*What you will do*. From the records below, pull each line that has "Rehabilitation".

**** Source material

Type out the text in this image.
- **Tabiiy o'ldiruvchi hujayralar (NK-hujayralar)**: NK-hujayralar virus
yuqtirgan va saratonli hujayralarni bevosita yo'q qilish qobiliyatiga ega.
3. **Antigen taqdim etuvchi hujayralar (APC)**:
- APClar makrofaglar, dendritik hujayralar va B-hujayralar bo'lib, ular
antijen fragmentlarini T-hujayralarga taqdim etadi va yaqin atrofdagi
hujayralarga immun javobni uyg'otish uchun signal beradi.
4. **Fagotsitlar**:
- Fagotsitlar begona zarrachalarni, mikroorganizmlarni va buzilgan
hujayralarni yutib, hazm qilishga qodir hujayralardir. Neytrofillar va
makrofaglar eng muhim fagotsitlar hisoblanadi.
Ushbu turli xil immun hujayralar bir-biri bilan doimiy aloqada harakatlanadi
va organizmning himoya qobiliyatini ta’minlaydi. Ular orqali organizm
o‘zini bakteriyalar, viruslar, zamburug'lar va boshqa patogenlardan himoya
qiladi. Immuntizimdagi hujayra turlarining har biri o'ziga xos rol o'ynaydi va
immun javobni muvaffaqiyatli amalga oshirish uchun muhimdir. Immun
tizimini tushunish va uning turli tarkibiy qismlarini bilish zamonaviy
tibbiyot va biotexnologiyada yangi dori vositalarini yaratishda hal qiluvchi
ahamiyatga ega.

********
**** Source material

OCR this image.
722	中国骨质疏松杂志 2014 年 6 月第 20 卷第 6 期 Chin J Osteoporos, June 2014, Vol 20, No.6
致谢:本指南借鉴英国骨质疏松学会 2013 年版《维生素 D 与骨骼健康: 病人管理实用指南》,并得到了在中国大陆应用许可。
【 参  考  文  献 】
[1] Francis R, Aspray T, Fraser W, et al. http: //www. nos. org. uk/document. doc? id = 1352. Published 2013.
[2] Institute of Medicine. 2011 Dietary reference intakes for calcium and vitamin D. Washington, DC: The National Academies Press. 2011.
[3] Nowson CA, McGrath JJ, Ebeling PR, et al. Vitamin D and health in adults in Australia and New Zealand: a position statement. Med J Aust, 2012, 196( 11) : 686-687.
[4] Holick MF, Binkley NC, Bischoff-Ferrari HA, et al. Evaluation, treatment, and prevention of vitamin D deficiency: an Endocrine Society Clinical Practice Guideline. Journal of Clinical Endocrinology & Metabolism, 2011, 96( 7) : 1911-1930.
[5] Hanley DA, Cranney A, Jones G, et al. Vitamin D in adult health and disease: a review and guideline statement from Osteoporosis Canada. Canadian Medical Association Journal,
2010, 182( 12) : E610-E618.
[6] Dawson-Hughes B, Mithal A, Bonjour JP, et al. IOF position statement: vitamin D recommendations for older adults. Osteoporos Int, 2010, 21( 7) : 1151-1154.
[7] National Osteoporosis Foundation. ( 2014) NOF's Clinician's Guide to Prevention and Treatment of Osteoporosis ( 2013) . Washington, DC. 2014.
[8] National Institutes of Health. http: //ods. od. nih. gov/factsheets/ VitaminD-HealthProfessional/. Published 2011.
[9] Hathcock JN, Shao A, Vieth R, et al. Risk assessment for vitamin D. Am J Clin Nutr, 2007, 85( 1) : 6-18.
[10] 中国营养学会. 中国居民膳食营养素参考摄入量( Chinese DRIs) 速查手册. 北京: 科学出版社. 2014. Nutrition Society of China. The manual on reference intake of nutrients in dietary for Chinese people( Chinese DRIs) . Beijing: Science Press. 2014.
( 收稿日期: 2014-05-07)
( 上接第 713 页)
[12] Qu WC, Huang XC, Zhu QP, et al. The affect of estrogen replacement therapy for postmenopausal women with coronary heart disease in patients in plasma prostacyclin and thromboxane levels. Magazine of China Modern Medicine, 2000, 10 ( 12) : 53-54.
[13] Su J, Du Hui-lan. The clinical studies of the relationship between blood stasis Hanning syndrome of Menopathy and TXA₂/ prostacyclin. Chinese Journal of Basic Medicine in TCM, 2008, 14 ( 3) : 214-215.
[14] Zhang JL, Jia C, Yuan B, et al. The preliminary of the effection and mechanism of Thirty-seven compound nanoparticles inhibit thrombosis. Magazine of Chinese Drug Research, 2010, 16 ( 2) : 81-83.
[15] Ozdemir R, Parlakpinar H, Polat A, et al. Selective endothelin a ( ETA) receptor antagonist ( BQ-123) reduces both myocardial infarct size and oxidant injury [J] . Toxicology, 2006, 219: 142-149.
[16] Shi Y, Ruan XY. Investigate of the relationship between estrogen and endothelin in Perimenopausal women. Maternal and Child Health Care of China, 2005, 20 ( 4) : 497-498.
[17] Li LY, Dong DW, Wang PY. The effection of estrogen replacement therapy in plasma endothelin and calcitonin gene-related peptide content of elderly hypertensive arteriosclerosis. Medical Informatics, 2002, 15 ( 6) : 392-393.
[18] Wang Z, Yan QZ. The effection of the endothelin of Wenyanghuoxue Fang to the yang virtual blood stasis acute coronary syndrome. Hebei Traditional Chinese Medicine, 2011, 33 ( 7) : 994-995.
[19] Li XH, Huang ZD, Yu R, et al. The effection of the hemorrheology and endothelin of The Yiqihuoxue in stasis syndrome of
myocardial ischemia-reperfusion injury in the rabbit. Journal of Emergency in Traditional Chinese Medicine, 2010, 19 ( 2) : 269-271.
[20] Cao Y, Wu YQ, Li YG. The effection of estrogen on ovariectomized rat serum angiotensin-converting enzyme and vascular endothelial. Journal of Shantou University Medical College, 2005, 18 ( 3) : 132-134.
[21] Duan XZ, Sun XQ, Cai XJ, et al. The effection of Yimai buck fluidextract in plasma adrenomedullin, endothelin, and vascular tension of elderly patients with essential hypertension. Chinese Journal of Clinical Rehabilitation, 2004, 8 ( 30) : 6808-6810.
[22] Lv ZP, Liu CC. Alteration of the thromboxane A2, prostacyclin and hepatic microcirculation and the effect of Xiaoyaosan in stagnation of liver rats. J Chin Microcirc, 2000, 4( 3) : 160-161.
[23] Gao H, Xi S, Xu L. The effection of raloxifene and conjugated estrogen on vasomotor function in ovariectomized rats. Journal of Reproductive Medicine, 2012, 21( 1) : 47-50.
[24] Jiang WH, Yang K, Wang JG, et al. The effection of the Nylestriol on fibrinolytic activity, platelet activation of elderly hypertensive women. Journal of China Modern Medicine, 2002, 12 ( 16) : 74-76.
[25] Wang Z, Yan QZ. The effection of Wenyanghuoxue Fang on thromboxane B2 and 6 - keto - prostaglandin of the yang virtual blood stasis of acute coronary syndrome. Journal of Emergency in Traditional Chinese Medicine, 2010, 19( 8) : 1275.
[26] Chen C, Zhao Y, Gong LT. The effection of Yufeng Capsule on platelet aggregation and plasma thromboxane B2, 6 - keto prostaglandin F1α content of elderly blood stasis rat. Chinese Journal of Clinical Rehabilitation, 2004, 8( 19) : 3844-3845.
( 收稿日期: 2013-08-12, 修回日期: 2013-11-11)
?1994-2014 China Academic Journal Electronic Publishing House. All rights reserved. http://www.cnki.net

********

*Answer to the problem*.
[21] Duan XZ, Sun XQ, Cai XJ, et al. The effection of Yimai buck fluidextract in plasma adrenomedullin, endothelin, and vascular tension of elderly patients with essential hypertension. Chinese Journal of Clinical Rehabilitation, 2004, 8 ( 30) : 6808-6810.
[26] Chen C, Zhao Y, Gong LT. The effection of Yufeng Capsule on platelet aggregation and plasma thromboxane B2, 6 - keto prostaglandin F1α content of elderly blood stasis rat. Chinese Journal of Clinical Rehabilitation, 2004, 8( 19) : 3844-3845.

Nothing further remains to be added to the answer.